(Task statement): Give the count of lines holding the string "Dribbla" and nothing else.

-- Given records start --

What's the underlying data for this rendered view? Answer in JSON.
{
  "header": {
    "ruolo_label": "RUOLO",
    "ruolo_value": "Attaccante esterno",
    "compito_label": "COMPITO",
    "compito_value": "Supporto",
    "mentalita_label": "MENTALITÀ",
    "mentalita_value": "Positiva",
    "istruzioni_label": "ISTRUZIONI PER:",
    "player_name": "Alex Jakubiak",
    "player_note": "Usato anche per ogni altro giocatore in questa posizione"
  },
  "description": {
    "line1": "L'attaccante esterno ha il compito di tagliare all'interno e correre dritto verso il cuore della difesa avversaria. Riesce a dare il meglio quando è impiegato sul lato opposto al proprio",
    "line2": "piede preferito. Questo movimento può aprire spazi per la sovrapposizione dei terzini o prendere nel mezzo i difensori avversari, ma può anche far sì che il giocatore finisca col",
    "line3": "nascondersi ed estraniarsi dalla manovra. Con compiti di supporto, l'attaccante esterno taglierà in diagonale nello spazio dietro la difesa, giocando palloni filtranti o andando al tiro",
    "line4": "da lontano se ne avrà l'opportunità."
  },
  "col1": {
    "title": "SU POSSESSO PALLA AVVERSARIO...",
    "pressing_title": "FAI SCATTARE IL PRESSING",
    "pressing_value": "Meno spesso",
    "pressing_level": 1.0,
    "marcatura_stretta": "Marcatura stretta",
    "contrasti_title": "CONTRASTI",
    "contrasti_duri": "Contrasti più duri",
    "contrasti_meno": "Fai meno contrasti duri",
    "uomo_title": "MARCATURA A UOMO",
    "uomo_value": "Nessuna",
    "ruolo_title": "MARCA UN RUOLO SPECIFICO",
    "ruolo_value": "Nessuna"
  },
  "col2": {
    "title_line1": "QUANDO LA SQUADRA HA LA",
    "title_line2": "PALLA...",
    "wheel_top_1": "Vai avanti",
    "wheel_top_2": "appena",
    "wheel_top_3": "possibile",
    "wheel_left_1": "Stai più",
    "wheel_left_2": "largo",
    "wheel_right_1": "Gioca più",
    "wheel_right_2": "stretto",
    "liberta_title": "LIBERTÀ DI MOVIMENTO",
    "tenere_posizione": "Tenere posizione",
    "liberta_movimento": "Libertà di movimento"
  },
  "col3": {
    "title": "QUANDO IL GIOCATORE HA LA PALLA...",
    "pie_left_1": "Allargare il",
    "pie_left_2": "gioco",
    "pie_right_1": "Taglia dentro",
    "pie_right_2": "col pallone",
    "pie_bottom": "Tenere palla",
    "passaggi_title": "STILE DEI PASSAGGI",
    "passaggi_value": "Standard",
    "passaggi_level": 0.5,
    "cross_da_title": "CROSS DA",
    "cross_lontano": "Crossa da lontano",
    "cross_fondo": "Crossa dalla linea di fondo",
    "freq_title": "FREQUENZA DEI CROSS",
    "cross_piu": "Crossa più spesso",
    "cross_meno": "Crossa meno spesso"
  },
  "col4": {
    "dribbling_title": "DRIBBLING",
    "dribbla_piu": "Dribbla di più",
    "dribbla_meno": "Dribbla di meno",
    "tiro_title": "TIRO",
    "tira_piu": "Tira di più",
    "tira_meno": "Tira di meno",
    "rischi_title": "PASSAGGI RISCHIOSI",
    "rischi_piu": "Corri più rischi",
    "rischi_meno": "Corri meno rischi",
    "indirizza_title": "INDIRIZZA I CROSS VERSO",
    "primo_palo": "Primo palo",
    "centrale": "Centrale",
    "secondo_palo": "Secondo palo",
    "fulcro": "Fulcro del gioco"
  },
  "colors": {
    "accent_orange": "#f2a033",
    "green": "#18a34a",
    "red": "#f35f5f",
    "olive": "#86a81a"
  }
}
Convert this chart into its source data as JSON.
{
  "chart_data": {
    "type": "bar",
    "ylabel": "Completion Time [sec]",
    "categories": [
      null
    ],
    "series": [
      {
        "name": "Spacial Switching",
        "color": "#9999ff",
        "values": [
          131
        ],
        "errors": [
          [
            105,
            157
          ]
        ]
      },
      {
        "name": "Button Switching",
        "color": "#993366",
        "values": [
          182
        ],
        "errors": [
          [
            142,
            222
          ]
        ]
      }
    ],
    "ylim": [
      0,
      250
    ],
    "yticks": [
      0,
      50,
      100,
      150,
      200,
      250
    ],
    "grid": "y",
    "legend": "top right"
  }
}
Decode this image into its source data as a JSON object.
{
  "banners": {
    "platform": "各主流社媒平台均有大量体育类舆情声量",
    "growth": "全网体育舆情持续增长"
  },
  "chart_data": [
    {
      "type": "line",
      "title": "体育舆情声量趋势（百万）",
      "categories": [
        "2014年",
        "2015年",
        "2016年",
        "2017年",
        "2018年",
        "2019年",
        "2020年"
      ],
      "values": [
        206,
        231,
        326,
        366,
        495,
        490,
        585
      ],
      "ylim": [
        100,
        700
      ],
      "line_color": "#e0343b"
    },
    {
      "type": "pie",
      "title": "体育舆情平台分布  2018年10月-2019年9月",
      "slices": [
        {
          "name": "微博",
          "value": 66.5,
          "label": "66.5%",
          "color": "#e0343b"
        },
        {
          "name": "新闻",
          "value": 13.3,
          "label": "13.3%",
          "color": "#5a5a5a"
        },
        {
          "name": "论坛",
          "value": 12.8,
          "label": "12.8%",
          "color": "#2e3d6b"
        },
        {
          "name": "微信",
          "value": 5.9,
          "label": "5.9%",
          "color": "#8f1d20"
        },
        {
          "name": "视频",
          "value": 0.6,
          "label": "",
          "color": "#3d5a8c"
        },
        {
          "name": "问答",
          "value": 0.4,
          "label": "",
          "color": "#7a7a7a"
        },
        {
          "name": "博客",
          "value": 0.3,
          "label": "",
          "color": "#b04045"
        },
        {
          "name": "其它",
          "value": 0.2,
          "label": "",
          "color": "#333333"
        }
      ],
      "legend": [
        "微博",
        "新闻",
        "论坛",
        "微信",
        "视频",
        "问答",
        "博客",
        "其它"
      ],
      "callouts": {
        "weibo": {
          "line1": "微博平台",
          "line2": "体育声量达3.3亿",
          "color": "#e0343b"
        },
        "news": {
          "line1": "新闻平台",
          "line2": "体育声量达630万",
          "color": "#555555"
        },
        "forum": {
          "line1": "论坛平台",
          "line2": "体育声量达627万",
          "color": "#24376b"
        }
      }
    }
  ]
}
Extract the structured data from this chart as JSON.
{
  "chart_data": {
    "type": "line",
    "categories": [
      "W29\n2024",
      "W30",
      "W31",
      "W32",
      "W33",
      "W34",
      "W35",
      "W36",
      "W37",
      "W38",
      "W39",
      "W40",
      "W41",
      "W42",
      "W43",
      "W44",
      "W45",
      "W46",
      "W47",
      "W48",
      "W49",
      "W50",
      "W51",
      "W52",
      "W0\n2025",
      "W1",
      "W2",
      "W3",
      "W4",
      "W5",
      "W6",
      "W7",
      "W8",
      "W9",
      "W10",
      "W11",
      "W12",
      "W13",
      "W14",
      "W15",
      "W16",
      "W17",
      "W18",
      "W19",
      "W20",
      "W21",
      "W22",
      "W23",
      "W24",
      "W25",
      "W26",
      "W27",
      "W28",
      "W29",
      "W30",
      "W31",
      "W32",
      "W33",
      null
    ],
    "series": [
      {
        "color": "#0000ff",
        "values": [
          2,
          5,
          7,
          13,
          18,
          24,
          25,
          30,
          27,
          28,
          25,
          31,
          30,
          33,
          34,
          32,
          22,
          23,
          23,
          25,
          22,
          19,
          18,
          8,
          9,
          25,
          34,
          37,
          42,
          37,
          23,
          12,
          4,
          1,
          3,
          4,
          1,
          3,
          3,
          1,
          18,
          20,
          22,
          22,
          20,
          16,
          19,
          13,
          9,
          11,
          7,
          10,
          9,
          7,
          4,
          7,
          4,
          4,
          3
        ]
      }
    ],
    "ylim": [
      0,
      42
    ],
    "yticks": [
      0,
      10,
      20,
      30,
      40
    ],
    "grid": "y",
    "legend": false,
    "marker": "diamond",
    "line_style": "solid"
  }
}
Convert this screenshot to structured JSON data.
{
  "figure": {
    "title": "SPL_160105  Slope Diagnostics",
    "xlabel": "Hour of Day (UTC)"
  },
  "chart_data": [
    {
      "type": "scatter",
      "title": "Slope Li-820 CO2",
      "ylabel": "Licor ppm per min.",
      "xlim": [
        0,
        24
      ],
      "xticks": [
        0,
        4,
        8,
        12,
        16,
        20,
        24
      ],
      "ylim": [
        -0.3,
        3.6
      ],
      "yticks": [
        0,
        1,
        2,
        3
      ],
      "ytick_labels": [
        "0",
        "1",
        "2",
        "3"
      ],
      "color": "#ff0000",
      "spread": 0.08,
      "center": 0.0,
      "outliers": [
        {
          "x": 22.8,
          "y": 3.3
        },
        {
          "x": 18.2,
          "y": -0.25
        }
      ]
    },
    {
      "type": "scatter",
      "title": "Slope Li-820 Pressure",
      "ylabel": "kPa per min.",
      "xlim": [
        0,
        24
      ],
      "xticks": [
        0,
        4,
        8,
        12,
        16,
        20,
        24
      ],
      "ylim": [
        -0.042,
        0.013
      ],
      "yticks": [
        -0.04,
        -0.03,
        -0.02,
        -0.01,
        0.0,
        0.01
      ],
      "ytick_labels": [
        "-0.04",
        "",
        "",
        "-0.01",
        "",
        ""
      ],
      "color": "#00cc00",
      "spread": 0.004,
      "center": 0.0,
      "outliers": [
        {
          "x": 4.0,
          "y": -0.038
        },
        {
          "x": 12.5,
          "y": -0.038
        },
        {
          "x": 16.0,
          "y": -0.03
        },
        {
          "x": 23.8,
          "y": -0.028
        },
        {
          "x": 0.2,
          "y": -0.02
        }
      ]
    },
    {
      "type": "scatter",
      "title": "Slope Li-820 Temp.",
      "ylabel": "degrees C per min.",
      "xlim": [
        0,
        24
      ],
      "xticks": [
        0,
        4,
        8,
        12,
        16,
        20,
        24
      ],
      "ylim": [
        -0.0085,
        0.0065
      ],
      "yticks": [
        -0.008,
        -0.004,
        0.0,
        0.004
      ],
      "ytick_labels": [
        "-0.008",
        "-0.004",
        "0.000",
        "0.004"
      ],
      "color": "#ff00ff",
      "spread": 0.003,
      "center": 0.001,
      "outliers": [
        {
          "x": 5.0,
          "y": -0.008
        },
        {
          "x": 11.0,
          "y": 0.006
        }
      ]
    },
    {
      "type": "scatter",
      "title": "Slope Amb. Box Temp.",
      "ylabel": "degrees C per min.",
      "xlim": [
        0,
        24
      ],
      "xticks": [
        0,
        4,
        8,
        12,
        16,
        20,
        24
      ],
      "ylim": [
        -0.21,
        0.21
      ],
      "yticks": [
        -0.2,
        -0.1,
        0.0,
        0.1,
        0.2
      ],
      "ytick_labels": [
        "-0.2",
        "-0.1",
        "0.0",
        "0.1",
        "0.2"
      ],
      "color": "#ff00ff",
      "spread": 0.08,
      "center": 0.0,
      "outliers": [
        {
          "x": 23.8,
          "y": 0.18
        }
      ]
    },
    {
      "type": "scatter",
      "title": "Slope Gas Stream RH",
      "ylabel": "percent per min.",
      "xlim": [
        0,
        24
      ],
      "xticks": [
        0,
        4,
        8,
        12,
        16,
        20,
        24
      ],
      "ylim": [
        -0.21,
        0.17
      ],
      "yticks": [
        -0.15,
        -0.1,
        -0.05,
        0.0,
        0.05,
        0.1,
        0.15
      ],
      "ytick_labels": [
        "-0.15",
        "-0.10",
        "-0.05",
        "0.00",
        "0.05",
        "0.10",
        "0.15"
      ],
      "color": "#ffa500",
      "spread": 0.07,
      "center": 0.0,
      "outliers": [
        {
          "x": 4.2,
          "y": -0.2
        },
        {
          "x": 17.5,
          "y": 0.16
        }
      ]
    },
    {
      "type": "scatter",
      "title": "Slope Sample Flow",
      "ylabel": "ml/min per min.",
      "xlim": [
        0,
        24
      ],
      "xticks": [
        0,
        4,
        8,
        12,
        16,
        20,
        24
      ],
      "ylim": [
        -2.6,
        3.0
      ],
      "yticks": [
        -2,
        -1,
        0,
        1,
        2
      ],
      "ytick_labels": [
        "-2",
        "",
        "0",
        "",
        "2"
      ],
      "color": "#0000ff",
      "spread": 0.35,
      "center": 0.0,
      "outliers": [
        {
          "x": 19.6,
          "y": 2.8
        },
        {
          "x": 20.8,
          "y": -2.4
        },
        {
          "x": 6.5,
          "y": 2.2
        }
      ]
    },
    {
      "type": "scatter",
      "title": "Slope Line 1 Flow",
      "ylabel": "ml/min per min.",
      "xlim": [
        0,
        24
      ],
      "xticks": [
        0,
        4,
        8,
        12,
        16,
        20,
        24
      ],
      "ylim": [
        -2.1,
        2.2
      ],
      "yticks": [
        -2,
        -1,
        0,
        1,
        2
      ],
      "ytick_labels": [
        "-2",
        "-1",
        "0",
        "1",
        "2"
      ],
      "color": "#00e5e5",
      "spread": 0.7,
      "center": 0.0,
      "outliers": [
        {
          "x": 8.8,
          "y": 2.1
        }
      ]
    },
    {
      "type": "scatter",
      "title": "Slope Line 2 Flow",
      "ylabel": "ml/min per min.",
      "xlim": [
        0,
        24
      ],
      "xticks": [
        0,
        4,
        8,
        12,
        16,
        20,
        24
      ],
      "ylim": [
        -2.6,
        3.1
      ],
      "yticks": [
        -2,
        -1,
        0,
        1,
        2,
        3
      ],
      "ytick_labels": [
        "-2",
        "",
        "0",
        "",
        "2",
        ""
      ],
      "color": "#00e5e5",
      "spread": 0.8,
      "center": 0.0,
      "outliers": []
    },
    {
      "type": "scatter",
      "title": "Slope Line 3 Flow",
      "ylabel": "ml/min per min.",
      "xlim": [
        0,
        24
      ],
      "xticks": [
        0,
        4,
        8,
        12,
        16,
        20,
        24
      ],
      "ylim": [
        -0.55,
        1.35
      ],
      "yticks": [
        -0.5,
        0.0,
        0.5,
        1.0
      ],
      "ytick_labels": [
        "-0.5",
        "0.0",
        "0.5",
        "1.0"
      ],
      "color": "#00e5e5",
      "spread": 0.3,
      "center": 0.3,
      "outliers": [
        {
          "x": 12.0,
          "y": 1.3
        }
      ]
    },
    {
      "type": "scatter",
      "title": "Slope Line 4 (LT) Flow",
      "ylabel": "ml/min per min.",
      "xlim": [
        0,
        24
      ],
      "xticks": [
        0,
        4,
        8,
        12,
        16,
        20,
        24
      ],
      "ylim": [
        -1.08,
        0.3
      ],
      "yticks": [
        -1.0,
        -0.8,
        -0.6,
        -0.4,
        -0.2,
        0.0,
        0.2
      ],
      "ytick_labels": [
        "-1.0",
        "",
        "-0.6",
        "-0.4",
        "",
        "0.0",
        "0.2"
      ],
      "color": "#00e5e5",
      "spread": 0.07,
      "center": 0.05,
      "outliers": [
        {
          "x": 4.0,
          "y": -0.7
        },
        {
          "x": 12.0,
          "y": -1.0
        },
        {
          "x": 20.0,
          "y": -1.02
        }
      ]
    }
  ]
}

-- Given records end --

(Answer to the problem): 2